_Dataset excerpts_
^^^^^^^^^^^^^^^^
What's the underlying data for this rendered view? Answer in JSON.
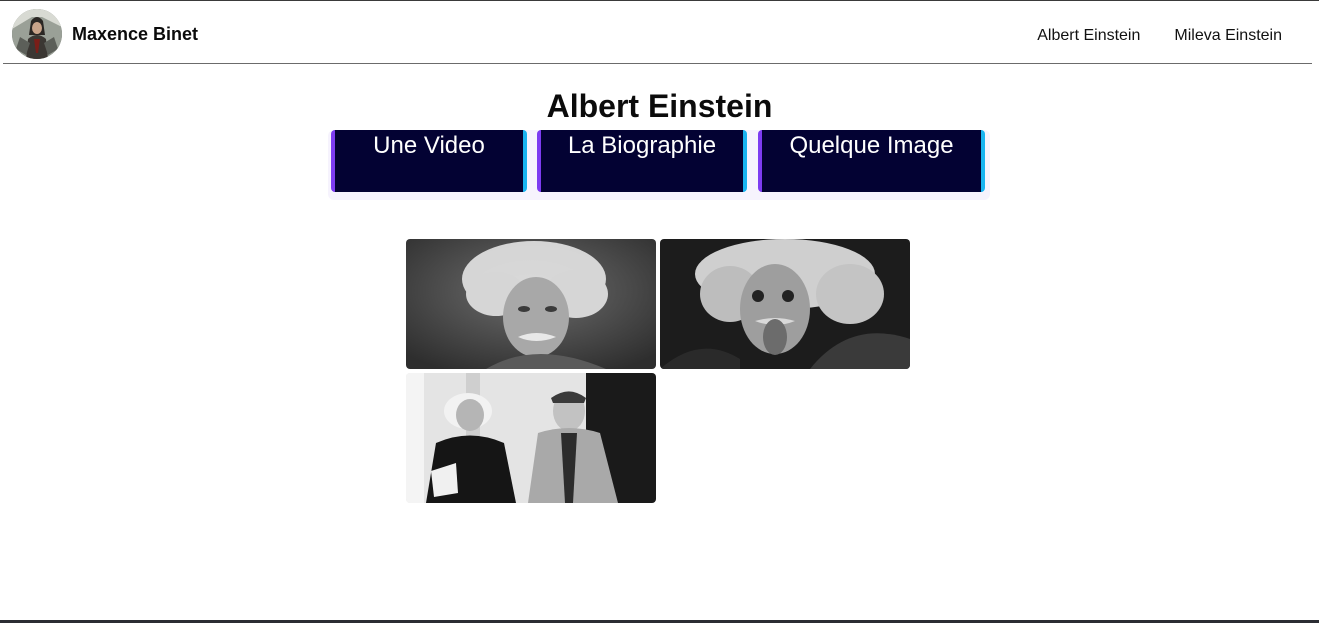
{
  "header": {
    "brand_name": "Maxence Binet",
    "avatar_icon": "profile-avatar",
    "nav_links": [
      {
        "label": "Albert Einstein"
      },
      {
        "label": "Mileva Einstein"
      }
    ]
  },
  "main": {
    "title": "Albert Einstein",
    "tabs": [
      {
        "label": "Une Video"
      },
      {
        "label": "La Biographie"
      },
      {
        "label": "Quelque Image"
      }
    ],
    "gallery": {
      "images": [
        {
          "subject": "einstein-portrait"
        },
        {
          "subject": "einstein-tongue-out"
        },
        {
          "subject": "einstein-with-colleague"
        }
      ]
    }
  },
  "colors": {
    "tab_background": "#030233",
    "tab_border_left": "#7d3cf1",
    "tab_border_right": "#19b4f0",
    "tab_bar_background": "#f6f3fd",
    "text": "#111111"
  }
}
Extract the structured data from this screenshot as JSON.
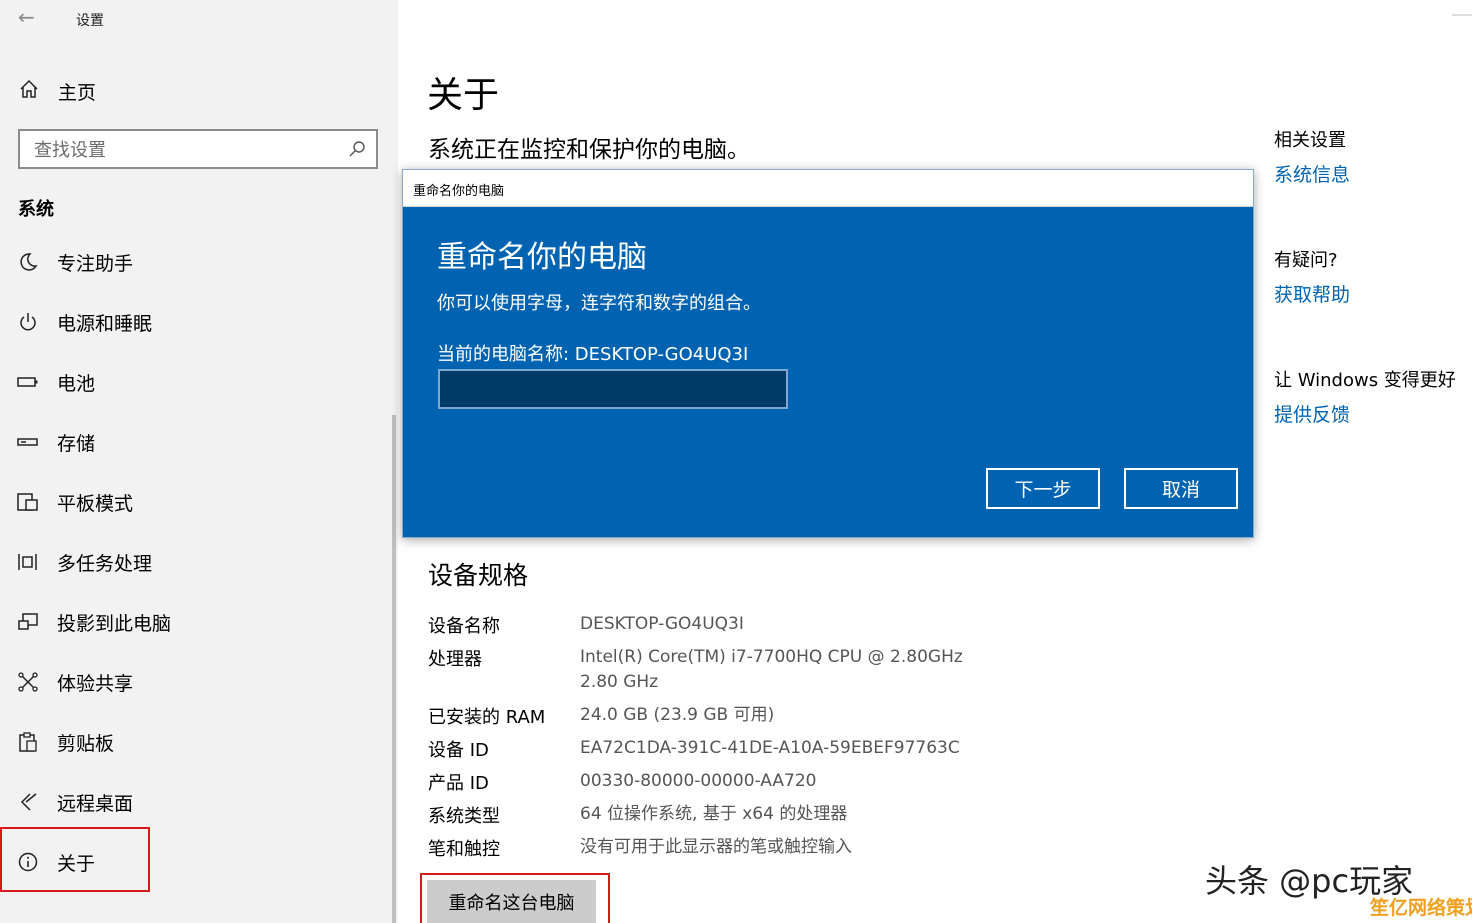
{
  "window": {
    "title": "设置"
  },
  "sidebar": {
    "home_label": "主页",
    "search_placeholder": "查找设置",
    "section": "系统",
    "items": [
      {
        "label": "专注助手",
        "icon": "moon-icon"
      },
      {
        "label": "电源和睡眠",
        "icon": "power-icon"
      },
      {
        "label": "电池",
        "icon": "battery-icon"
      },
      {
        "label": "存储",
        "icon": "storage-icon"
      },
      {
        "label": "平板模式",
        "icon": "tablet-mode-icon"
      },
      {
        "label": "多任务处理",
        "icon": "multitasking-icon"
      },
      {
        "label": "投影到此电脑",
        "icon": "projecting-icon"
      },
      {
        "label": "体验共享",
        "icon": "shared-experiences-icon"
      },
      {
        "label": "剪贴板",
        "icon": "clipboard-icon"
      },
      {
        "label": "远程桌面",
        "icon": "remote-desktop-icon"
      },
      {
        "label": "关于",
        "icon": "info-icon",
        "active": true
      }
    ]
  },
  "main": {
    "title": "关于",
    "status": "系统正在监控和保护你的电脑。",
    "specs_title": "设备规格",
    "specs": [
      {
        "label": "设备名称",
        "value": "DESKTOP-GO4UQ3I",
        "value2": ""
      },
      {
        "label": "处理器",
        "value": "Intel(R) Core(TM) i7-7700HQ CPU @ 2.80GHz",
        "value2": "2.80 GHz"
      },
      {
        "label": "已安装的 RAM",
        "value": "24.0 GB (23.9 GB 可用)",
        "value2": ""
      },
      {
        "label": "设备 ID",
        "value": "EA72C1DA-391C-41DE-A10A-59EBEF97763C",
        "value2": ""
      },
      {
        "label": "产品 ID",
        "value": "00330-80000-00000-AA720",
        "value2": ""
      },
      {
        "label": "系统类型",
        "value": "64 位操作系统, 基于 x64 的处理器",
        "value2": ""
      },
      {
        "label": "笔和触控",
        "value": "没有可用于此显示器的笔或触控输入",
        "value2": ""
      }
    ],
    "rename_button": "重命名这台电脑"
  },
  "related": {
    "heading": "相关设置",
    "link": "系统信息",
    "question_heading": "有疑问?",
    "help_link": "获取帮助",
    "improve_heading": "让 Windows 变得更好",
    "feedback_link": "提供反馈"
  },
  "dialog": {
    "window_title": "重命名你的电脑",
    "heading": "重命名你的电脑",
    "description": "你可以使用字母，连字符和数字的组合。",
    "current_name": "当前的电脑名称: DESKTOP-GO4UQ3I",
    "input_value": "",
    "next_button": "下一步",
    "cancel_button": "取消"
  },
  "watermark": {
    "line1": "头条 @pc玩家",
    "line2": "笙亿网络策划"
  },
  "colors": {
    "accent": "#0063b1",
    "highlight": "#d9181e",
    "sidebar_bg": "#f2f2f2"
  }
}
^^^^^^^^^^^^^^^^
Write out every record above exactly as it stands, but leave out the pictures.

What's the underlying data for this rendered view? Answer in JSON.
{
  "header": {
    "brand_name": "Maxence Binet",
    "avatar_icon": "profile-avatar",
    "nav_links": [
      {
        "label": "Albert Einstein"
      },
      {
        "label": "Mileva Einstein"
      }
    ]
  },
  "main": {
    "title": "Albert Einstein",
    "tabs": [
      {
        "label": "Une Video"
      },
      {
        "label": "La Biographie"
      },
      {
        "label": "Quelque Image"
      }
    ],
    "gallery": {
      "images": [
        {
          "subject": "einstein-portrait"
        },
        {
          "subject": "einstein-tongue-out"
        },
        {
          "subject": "einstein-with-colleague"
        }
      ]
    }
  },
  "colors": {
    "tab_background": "#030233",
    "tab_border_left": "#7d3cf1",
    "tab_border_right": "#19b4f0",
    "tab_bar_background": "#f6f3fd",
    "text": "#111111"
  }
}
Extract the structured data from this screenshot as JSON.
{
  "window": {
    "title": "设置"
  },
  "sidebar": {
    "home_label": "主页",
    "search_placeholder": "查找设置",
    "section": "系统",
    "items": [
      {
        "label": "专注助手",
        "icon": "moon-icon"
      },
      {
        "label": "电源和睡眠",
        "icon": "power-icon"
      },
      {
        "label": "电池",
        "icon": "battery-icon"
      },
      {
        "label": "存储",
        "icon": "storage-icon"
      },
      {
        "label": "平板模式",
        "icon": "tablet-mode-icon"
      },
      {
        "label": "多任务处理",
        "icon": "multitasking-icon"
      },
      {
        "label": "投影到此电脑",
        "icon": "projecting-icon"
      },
      {
        "label": "体验共享",
        "icon": "shared-experiences-icon"
      },
      {
        "label": "剪贴板",
        "icon": "clipboard-icon"
      },
      {
        "label": "远程桌面",
        "icon": "remote-desktop-icon"
      },
      {
        "label": "关于",
        "icon": "info-icon",
        "active": true
      }
    ]
  },
  "main": {
    "title": "关于",
    "status": "系统正在监控和保护你的电脑。",
    "specs_title": "设备规格",
    "specs": [
      {
        "label": "设备名称",
        "value": "DESKTOP-GO4UQ3I",
        "value2": ""
      },
      {
        "label": "处理器",
        "value": "Intel(R) Core(TM) i7-7700HQ CPU @ 2.80GHz",
        "value2": "2.80 GHz"
      },
      {
        "label": "已安装的 RAM",
        "value": "24.0 GB (23.9 GB 可用)",
        "value2": ""
      },
      {
        "label": "设备 ID",
        "value": "EA72C1DA-391C-41DE-A10A-59EBEF97763C",
        "value2": ""
      },
      {
        "label": "产品 ID",
        "value": "00330-80000-00000-AA720",
        "value2": ""
      },
      {
        "label": "系统类型",
        "value": "64 位操作系统, 基于 x64 的处理器",
        "value2": ""
      },
      {
        "label": "笔和触控",
        "value": "没有可用于此显示器的笔或触控输入",
        "value2": ""
      }
    ],
    "rename_button": "重命名这台电脑"
  },
  "related": {
    "heading": "相关设置",
    "link": "系统信息",
    "question_heading": "有疑问?",
    "help_link": "获取帮助",
    "improve_heading": "让 Windows 变得更好",
    "feedback_link": "提供反馈"
  },
  "dialog": {
    "window_title": "重命名你的电脑",
    "heading": "重命名你的电脑",
    "description": "你可以使用字母，连字符和数字的组合。",
    "current_name": "当前的电脑名称: DESKTOP-GO4UQ3I",
    "input_value": "",
    "next_button": "下一步",
    "cancel_button": "取消"
  },
  "watermark": {
    "line1": "头条 @pc玩家",
    "line2": "笙亿网络策划"
  },
  "colors": {
    "accent": "#0063b1",
    "highlight": "#d9181e",
    "sidebar_bg": "#f2f2f2"
  }
}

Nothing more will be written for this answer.